--- START ---

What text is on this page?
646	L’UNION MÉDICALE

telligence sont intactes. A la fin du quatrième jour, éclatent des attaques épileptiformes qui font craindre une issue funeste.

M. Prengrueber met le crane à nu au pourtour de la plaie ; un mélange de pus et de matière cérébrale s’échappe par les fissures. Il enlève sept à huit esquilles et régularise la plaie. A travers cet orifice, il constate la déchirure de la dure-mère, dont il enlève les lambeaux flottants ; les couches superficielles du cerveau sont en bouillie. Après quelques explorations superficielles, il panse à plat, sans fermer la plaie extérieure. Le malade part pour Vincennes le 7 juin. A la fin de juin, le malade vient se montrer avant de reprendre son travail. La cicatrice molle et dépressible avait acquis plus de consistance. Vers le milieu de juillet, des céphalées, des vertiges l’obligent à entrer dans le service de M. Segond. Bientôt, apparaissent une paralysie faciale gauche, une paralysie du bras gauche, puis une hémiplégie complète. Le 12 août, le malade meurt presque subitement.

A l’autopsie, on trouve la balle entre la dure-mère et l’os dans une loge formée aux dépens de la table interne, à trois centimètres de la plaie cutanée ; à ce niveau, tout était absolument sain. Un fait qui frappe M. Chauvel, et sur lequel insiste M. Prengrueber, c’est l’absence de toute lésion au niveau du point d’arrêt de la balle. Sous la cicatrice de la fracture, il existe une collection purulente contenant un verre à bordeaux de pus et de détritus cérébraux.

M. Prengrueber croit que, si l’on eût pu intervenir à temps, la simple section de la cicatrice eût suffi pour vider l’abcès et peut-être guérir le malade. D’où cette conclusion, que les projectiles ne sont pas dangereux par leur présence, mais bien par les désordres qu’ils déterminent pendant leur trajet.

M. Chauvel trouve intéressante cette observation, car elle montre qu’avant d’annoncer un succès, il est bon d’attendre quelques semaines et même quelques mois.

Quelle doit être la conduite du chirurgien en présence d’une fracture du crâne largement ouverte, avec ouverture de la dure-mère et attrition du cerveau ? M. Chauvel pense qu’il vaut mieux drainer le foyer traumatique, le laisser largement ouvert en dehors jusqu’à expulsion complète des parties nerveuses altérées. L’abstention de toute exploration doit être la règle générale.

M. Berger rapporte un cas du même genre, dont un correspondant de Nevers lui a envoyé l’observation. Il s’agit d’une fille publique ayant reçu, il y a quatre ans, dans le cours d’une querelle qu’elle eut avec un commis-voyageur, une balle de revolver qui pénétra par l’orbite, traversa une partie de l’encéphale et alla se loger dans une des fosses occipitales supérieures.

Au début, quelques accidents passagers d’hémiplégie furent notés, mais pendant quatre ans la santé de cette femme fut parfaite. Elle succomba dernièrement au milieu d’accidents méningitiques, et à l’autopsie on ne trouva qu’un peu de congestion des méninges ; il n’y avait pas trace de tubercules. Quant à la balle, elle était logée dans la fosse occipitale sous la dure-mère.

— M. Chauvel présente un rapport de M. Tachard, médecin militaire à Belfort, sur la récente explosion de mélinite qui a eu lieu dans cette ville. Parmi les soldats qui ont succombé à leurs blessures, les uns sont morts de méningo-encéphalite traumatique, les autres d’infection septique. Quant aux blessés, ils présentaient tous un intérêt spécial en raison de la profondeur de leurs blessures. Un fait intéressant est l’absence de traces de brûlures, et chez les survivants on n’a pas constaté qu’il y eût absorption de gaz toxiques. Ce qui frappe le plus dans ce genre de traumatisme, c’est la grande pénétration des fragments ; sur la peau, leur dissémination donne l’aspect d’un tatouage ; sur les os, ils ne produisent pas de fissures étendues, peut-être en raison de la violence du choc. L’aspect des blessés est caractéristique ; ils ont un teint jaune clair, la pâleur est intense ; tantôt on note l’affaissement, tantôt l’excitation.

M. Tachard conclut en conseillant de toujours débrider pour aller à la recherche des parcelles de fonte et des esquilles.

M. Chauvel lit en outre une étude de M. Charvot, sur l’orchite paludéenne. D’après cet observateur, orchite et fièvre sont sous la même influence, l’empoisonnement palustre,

--- END ---

## INSTRUCTIONS FOR THE TASK
Repeat the material in full, exactly as it stands.

## WRITTEN RESPONSE
What text is on this page?
646	L’UNION MÉDICALE

telligence sont intactes. A la fin du quatrième jour, éclatent des attaques épileptiformes qui font craindre une issue funeste.

M. Prengrueber met le crane à nu au pourtour de la plaie ; un mélange de pus et de matière cérébrale s’échappe par les fissures. Il enlève sept à huit esquilles et régularise la plaie. A travers cet orifice, il constate la déchirure de la dure-mère, dont il enlève les lambeaux flottants ; les couches superficielles du cerveau sont en bouillie. Après quelques explorations superficielles, il panse à plat, sans fermer la plaie extérieure. Le malade part pour Vincennes le 7 juin. A la fin de juin, le malade vient se montrer avant de reprendre son travail. La cicatrice molle et dépressible avait acquis plus de consistance. Vers le milieu de juillet, des céphalées, des vertiges l’obligent à entrer dans le service de M. Segond. Bientôt, apparaissent une paralysie faciale gauche, une paralysie du bras gauche, puis une hémiplégie complète. Le 12 août, le malade meurt presque subitement.

A l’autopsie, on trouve la balle entre la dure-mère et l’os dans une loge formée aux dépens de la table interne, à trois centimètres de la plaie cutanée ; à ce niveau, tout était absolument sain. Un fait qui frappe M. Chauvel, et sur lequel insiste M. Prengrueber, c’est l’absence de toute lésion au niveau du point d’arrêt de la balle. Sous la cicatrice de la fracture, il existe une collection purulente contenant un verre à bordeaux de pus et de détritus cérébraux.

M. Prengrueber croit que, si l’on eût pu intervenir à temps, la simple section de la cicatrice eût suffi pour vider l’abcès et peut-être guérir le malade. D’où cette conclusion, que les projectiles ne sont pas dangereux par leur présence, mais bien par les désordres qu’ils déterminent pendant leur trajet.

M. Chauvel trouve intéressante cette observation, car elle montre qu’avant d’annoncer un succès, il est bon d’attendre quelques semaines et même quelques mois.

Quelle doit être la conduite du chirurgien en présence d’une fracture du crâne largement ouverte, avec ouverture de la dure-mère et attrition du cerveau ? M. Chauvel pense qu’il vaut mieux drainer le foyer traumatique, le laisser largement ouvert en dehors jusqu’à expulsion complète des parties nerveuses altérées. L’abstention de toute exploration doit être la règle générale.

M. Berger rapporte un cas du même genre, dont un correspondant de Nevers lui a envoyé l’observation. Il s’agit d’une fille publique ayant reçu, il y a quatre ans, dans le cours d’une querelle qu’elle eut avec un commis-voyageur, une balle de revolver qui pénétra par l’orbite, traversa une partie de l’encéphale et alla se loger dans une des fosses occipitales supérieures.

Au début, quelques accidents passagers d’hémiplégie furent notés, mais pendant quatre ans la santé de cette femme fut parfaite. Elle succomba dernièrement au milieu d’accidents méningitiques, et à l’autopsie on ne trouva qu’un peu de congestion des méninges ; il n’y avait pas trace de tubercules. Quant à la balle, elle était logée dans la fosse occipitale sous la dure-mère.

— M. Chauvel présente un rapport de M. Tachard, médecin militaire à Belfort, sur la récente explosion de mélinite qui a eu lieu dans cette ville. Parmi les soldats qui ont succombé à leurs blessures, les uns sont morts de méningo-encéphalite traumatique, les autres d’infection septique. Quant aux blessés, ils présentaient tous un intérêt spécial en raison de la profondeur de leurs blessures. Un fait intéressant est l’absence de traces de brûlures, et chez les survivants on n’a pas constaté qu’il y eût absorption de gaz toxiques. Ce qui frappe le plus dans ce genre de traumatisme, c’est la grande pénétration des fragments ; sur la peau, leur dissémination donne l’aspect d’un tatouage ; sur les os, ils ne produisent pas de fissures étendues, peut-être en raison de la violence du choc. L’aspect des blessés est caractéristique ; ils ont un teint jaune clair, la pâleur est intense ; tantôt on note l’affaissement, tantôt l’excitation.

M. Tachard conclut en conseillant de toujours débrider pour aller à la recherche des parcelles de fonte et des esquilles.

M. Chauvel lit en outre une étude de M. Charvot, sur l’orchite paludéenne. D’après cet observateur, orchite et fièvre sont sous la même influence, l’empoisonnement palustre,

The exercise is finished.